● **GIVEN TASK**
Return all lines below containing the word "color".
## START MATERIAL SHOWN
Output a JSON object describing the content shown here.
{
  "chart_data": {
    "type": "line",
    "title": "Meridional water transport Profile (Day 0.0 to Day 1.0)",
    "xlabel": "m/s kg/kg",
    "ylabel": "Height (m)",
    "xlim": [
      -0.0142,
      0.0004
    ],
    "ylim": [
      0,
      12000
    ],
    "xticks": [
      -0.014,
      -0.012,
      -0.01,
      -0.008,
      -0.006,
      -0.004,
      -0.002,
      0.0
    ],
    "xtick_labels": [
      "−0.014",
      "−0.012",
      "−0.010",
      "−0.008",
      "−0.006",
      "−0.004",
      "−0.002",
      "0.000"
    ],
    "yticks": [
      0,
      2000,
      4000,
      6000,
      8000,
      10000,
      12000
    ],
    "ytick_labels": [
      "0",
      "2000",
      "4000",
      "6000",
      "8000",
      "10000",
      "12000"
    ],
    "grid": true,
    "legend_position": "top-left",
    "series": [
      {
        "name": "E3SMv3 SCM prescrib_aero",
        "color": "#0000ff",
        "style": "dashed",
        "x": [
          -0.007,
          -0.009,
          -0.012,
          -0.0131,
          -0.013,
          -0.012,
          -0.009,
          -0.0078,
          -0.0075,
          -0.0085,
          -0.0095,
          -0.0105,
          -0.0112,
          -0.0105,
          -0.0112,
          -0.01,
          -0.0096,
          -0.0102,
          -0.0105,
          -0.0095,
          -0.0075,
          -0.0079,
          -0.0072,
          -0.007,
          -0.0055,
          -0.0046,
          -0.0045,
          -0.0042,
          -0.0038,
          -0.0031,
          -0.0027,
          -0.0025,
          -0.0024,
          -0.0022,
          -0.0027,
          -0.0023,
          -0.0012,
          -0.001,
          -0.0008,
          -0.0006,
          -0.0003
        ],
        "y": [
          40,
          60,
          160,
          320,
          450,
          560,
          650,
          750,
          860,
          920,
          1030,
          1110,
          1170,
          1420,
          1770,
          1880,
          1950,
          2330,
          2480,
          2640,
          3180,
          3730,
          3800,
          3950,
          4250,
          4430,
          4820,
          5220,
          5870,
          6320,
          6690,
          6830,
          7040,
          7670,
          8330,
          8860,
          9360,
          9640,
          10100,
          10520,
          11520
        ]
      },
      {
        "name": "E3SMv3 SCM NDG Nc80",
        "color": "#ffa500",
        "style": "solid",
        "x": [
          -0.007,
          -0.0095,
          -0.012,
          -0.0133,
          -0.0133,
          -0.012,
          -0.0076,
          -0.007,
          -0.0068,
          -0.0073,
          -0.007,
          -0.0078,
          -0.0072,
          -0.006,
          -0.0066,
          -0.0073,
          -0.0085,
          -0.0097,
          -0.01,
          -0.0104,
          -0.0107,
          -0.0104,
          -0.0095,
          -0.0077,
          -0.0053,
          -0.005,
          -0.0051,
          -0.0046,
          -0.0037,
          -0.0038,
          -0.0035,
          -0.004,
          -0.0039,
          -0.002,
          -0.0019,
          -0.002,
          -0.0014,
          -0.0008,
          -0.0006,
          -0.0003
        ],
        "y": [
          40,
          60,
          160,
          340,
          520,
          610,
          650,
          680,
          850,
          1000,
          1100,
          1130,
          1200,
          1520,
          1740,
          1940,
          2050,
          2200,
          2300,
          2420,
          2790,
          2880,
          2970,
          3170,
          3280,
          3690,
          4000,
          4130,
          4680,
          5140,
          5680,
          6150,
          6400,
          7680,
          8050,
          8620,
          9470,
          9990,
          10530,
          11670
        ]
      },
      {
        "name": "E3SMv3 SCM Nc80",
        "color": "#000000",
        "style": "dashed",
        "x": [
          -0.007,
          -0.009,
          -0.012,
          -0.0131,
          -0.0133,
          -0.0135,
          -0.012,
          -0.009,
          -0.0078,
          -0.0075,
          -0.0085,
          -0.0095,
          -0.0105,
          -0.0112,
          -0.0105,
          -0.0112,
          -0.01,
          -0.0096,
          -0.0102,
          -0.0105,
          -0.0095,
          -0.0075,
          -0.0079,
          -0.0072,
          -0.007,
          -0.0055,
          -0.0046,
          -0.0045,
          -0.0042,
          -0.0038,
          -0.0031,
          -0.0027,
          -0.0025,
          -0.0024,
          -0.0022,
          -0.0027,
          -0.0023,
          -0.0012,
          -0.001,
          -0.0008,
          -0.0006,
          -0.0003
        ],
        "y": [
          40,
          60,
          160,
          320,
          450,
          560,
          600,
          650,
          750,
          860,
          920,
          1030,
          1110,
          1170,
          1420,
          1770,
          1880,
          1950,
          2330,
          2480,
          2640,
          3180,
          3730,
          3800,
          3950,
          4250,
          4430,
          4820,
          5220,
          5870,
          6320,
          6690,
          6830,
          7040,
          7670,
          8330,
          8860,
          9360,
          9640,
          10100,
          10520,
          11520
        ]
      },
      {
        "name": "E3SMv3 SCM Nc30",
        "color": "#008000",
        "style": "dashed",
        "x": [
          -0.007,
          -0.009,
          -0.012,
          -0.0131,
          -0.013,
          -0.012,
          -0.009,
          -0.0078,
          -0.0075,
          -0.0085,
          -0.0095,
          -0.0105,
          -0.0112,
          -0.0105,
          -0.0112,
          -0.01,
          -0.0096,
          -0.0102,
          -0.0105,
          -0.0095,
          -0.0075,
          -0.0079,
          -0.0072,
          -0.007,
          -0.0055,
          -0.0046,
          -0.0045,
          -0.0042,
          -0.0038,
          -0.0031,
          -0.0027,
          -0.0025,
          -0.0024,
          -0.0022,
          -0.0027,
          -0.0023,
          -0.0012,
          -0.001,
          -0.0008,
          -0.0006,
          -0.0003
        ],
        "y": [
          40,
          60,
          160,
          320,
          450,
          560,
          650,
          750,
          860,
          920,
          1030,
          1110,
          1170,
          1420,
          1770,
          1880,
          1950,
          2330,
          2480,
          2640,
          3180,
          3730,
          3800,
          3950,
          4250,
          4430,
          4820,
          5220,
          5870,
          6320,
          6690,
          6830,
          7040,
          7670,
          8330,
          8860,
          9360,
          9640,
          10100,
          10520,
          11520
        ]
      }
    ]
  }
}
## END MATERIAL SHOWN
● **OUTPUT OF THE EXERCISE**
        "color": "#0000ff",
        "color": "#ffa500",
        "color": "#000000",
        "color": "#008000",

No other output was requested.